==== Kaynak Metin ====

Davalı ...Şirketi vekili, davanın reddini istemiştir.
C) Yerel Mahkeme Kararının Özeti:
Mahkemece, asıl davanın kısmen kabulüne birleşen davanın ise kabulüne karar verilmiştir.
D) Temyiz:
Kararı davacı, davalı ..... ve ...t Şirketi vekilleri temyiz etmiştir.
E) Gerekçe:
1-Dosyadaki yazılara toplanan delillerle kararın dayandığı kanunî gerektirici sebeplere göre davacı ve davalılardan .. ile... ...i’nin aşağıdaki bentlerin kapsamı dışında kalan temyiz itirazları yerinde değildir.
2- Zamanaşımı, alacak hakkının belli bir süre kullanılmaması yüzünden dava edilebilme niteliğinden yoksun kalabilmesini ifade eder. Bu tanımdan da anlaşılacağı üzere zamanaşımı, alacak hakkını sona erdirmeyip sadece onu "eksik bir borç" haline dönüştürür ve "alacağın dava edilebilme özelliği"ni ortadan kaldırır.
Zamanaşımı, borcu ortadan kaldıran bir olgu olmayıp, doğmuş ve var olan bir hakkın istenebilirliğini ortadan kaldıran bir savunma aracıdır. Bu nedenle zamanaşımı alacağın varlığını değil, istenebilirliğini ortadan kaldırır.
Bu itibarla zamanaşımı savunması ileri sürüldüğünde, eğer savunma gerçekleşirse hakkın dava edilebilme niteliği ortadan kalkacağından, artık mahkemenin işin esasına girip onu da incelemesi mümkün değildir.

==== İşlenecek Satırlar ====

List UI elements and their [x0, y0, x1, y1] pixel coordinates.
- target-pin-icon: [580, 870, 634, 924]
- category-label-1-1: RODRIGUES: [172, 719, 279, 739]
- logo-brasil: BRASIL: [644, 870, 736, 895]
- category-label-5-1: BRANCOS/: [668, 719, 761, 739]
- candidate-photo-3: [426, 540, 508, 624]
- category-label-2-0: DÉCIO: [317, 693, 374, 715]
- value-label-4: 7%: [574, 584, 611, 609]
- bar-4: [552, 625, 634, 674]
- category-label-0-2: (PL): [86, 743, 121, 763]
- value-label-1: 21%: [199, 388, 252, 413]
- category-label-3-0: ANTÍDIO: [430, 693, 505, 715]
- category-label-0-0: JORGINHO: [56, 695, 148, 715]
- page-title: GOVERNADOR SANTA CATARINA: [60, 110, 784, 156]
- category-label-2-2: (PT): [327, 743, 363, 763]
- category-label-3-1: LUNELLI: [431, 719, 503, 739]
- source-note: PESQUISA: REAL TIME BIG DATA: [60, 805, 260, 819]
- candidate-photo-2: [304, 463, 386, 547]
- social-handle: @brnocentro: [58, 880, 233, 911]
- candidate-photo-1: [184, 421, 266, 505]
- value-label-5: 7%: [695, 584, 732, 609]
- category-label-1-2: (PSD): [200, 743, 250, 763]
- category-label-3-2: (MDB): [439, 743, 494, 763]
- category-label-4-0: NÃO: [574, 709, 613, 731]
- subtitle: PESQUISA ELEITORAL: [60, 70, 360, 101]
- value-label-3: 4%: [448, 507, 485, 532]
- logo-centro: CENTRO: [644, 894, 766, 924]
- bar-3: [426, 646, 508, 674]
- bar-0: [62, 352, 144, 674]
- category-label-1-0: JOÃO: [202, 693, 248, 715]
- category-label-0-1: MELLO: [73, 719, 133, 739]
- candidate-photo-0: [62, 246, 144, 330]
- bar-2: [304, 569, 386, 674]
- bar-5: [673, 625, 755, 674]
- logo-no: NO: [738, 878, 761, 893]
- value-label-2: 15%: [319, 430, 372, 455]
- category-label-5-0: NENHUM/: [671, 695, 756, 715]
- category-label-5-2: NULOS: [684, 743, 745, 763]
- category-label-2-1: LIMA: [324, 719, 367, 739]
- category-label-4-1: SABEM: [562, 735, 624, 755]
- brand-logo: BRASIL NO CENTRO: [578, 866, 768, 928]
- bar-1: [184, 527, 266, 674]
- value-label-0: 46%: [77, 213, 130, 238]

====

• **Görev 1**:
Kaynak metne göre yerel mahkeme asıl dava hakkında nasıl bir karar vermiştir?
• **Görev 2**:
Satırların ilkinden başlayarak "- bar-5: [673, 625, 755, 674]" ifadesini içeren satıra kadar (bu satır da dahil) olan bölümü, "social-handle" yerine "sosyal-hesap" koyarak ve geri kalan her şeyi olduğu gibi bırakarak yeniden yazınız.
Kaynak metin ile satırlar birbirinden farklı kaynaklardan alınmıştır.

• **Çözüm 1**:
Asıl davanın kısmen kabulüne karar vermiştir.

• **Çözüm 2**:
List UI elements and their [x0, y0, x1, y1] pixel coordinates.
- target-pin-icon: [580, 870, 634, 924]
- category-label-1-1: RODRIGUES: [172, 719, 279, 739]
- logo-brasil: BRASIL: [644, 870, 736, 895]
- category-label-5-1: BRANCOS/: [668, 719, 761, 739]
- candidate-photo-3: [426, 540, 508, 624]
- category-label-2-0: DÉCIO: [317, 693, 374, 715]
- value-label-4: 7%: [574, 584, 611, 609]
- bar-4: [552, 625, 634, 674]
- category-label-0-2: (PL): [86, 743, 121, 763]
- value-label-1: 21%: [199, 388, 252, 413]
- category-label-3-0: ANTÍDIO: [430, 693, 505, 715]
- category-label-0-0: JORGINHO: [56, 695, 148, 715]
- page-title: GOVERNADOR SANTA CATARINA: [60, 110, 784, 156]
- category-label-2-2: (PT): [327, 743, 363, 763]
- category-label-3-1: LUNELLI: [431, 719, 503, 739]
- source-note: PESQUISA: REAL TIME BIG DATA: [60, 805, 260, 819]
- candidate-photo-2: [304, 463, 386, 547]
- sosyal-hesap: @brnocentro: [58, 880, 233, 911]
- candidate-photo-1: [184, 421, 266, 505]
- value-label-5: 7%: [695, 584, 732, 609]
- category-label-1-2: (PSD): [200, 743, 250, 763]
- category-label-3-2: (MDB): [439, 743, 494, 763]
- category-label-4-0: NÃO: [574, 709, 613, 731]
- subtitle: PESQUISA ELEITORAL: [60, 70, 360, 101]
- value-label-3: 4%: [448, 507, 485, 532]
- logo-centro: CENTRO: [644, 894, 766, 924]
- bar-3: [426, 646, 508, 674]
- bar-0: [62, 352, 144, 674]
- category-label-1-0: JOÃO: [202, 693, 248, 715]
- category-label-0-1: MELLO: [73, 719, 133, 739]
- candidate-photo-0: [62, 246, 144, 330]
- bar-2: [304, 569, 386, 674]
- bar-5: [673, 625, 755, 674]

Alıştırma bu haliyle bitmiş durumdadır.